* _TASK DIRECTIONS_: Reproduce all records exactly.

* _DATASET RECORDS_:
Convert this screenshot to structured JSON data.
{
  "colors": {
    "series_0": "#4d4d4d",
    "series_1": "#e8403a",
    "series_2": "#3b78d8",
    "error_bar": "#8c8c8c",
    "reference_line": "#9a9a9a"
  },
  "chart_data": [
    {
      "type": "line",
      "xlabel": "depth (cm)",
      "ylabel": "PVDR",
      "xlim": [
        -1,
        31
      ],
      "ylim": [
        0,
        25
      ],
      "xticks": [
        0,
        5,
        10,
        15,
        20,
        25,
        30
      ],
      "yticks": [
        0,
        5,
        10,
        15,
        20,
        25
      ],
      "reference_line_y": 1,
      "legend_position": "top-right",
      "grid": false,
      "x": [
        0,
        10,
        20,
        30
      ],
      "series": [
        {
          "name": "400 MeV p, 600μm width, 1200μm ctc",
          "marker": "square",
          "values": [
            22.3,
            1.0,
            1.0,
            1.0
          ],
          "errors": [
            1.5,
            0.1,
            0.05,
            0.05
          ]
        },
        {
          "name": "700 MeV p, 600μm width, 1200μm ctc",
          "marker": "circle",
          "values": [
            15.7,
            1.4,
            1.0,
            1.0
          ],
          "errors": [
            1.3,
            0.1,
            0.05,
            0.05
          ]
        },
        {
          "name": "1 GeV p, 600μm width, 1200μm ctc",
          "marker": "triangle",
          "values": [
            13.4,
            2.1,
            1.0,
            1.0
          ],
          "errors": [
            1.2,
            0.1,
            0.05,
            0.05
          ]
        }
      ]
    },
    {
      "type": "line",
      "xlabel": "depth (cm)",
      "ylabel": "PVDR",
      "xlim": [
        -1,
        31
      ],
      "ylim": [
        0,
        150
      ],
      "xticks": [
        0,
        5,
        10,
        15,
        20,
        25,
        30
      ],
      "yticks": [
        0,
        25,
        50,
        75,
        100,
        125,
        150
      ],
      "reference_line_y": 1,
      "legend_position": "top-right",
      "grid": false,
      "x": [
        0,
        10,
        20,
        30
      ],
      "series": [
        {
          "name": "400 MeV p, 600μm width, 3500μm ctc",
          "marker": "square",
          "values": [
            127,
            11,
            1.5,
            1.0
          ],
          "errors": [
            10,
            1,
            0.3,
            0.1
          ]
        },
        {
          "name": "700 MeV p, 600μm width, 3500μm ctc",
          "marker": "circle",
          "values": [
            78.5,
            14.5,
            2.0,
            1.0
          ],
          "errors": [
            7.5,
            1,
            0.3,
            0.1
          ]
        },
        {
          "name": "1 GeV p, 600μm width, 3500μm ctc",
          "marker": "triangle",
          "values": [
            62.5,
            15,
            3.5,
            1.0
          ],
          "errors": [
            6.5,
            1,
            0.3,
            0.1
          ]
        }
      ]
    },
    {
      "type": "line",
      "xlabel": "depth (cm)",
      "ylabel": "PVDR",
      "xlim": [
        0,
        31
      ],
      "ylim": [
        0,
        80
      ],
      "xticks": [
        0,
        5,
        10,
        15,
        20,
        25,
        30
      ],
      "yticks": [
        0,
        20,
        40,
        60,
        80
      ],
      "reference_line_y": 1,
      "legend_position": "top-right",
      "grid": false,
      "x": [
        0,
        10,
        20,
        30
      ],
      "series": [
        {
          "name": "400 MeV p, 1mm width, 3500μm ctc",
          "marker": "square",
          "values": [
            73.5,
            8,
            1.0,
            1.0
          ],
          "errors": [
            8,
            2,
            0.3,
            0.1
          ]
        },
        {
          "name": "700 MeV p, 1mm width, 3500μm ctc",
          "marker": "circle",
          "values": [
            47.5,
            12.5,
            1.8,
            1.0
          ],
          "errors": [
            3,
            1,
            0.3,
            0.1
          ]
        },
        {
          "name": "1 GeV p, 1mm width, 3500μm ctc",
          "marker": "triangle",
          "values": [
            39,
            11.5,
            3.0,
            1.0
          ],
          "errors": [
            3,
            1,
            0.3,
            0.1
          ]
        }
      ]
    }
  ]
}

* _EXPECTED ANSWER_:
Convert this screenshot to structured JSON data.
{
  "colors": {
    "series_0": "#4d4d4d",
    "series_1": "#e8403a",
    "series_2": "#3b78d8",
    "error_bar": "#8c8c8c",
    "reference_line": "#9a9a9a"
  },
  "chart_data": [
    {
      "type": "line",
      "xlabel": "depth (cm)",
      "ylabel": "PVDR",
      "xlim": [
        -1,
        31
      ],
      "ylim": [
        0,
        25
      ],
      "xticks": [
        0,
        5,
        10,
        15,
        20,
        25,
        30
      ],
      "yticks": [
        0,
        5,
        10,
        15,
        20,
        25
      ],
      "reference_line_y": 1,
      "legend_position": "top-right",
      "grid": false,
      "x": [
        0,
        10,
        20,
        30
      ],
      "series": [
        {
          "name": "400 MeV p, 600μm width, 1200μm ctc",
          "marker": "square",
          "values": [
            22.3,
            1.0,
            1.0,
            1.0
          ],
          "errors": [
            1.5,
            0.1,
            0.05,
            0.05
          ]
        },
        {
          "name": "700 MeV p, 600μm width, 1200μm ctc",
          "marker": "circle",
          "values": [
            15.7,
            1.4,
            1.0,
            1.0
          ],
          "errors": [
            1.3,
            0.1,
            0.05,
            0.05
          ]
        },
        {
          "name": "1 GeV p, 600μm width, 1200μm ctc",
          "marker": "triangle",
          "values": [
            13.4,
            2.1,
            1.0,
            1.0
          ],
          "errors": [
            1.2,
            0.1,
            0.05,
            0.05
          ]
        }
      ]
    },
    {
      "type": "line",
      "xlabel": "depth (cm)",
      "ylabel": "PVDR",
      "xlim": [
        -1,
        31
      ],
      "ylim": [
        0,
        150
      ],
      "xticks": [
        0,
        5,
        10,
        15,
        20,
        25,
        30
      ],
      "yticks": [
        0,
        25,
        50,
        75,
        100,
        125,
        150
      ],
      "reference_line_y": 1,
      "legend_position": "top-right",
      "grid": false,
      "x": [
        0,
        10,
        20,
        30
      ],
      "series": [
        {
          "name": "400 MeV p, 600μm width, 3500μm ctc",
          "marker": "square",
          "values": [
            127,
            11,
            1.5,
            1.0
          ],
          "errors": [
            10,
            1,
            0.3,
            0.1
          ]
        },
        {
          "name": "700 MeV p, 600μm width, 3500μm ctc",
          "marker": "circle",
          "values": [
            78.5,
            14.5,
            2.0,
            1.0
          ],
          "errors": [
            7.5,
            1,
            0.3,
            0.1
          ]
        },
        {
          "name": "1 GeV p, 600μm width, 3500μm ctc",
          "marker": "triangle",
          "values": [
            62.5,
            15,
            3.5,
            1.0
          ],
          "errors": [
            6.5,
            1,
            0.3,
            0.1
          ]
        }
      ]
    },
    {
      "type": "line",
      "xlabel": "depth (cm)",
      "ylabel": "PVDR",
      "xlim": [
        0,
        31
      ],
      "ylim": [
        0,
        80
      ],
      "xticks": [
        0,
        5,
        10,
        15,
        20,
        25,
        30
      ],
      "yticks": [
        0,
        20,
        40,
        60,
        80
      ],
      "reference_line_y": 1,
      "legend_position": "top-right",
      "grid": false,
      "x": [
        0,
        10,
        20,
        30
      ],
      "series": [
        {
          "name": "400 MeV p, 1mm width, 3500μm ctc",
          "marker": "square",
          "values": [
            73.5,
            8,
            1.0,
            1.0
          ],
          "errors": [
            8,
            2,
            0.3,
            0.1
          ]
        },
        {
          "name": "700 MeV p, 1mm width, 3500μm ctc",
          "marker": "circle",
          "values": [
            47.5,
            12.5,
            1.8,
            1.0
          ],
          "errors": [
            3,
            1,
            0.3,
            0.1
          ]
        },
        {
          "name": "1 GeV p, 1mm width, 3500μm ctc",
          "marker": "triangle",
          "values": [
            39,
            11.5,
            3.0,
            1.0
          ],
          "errors": [
            3,
            1,
            0.3,
            0.1
          ]
        }
      ]
    }
  ]
}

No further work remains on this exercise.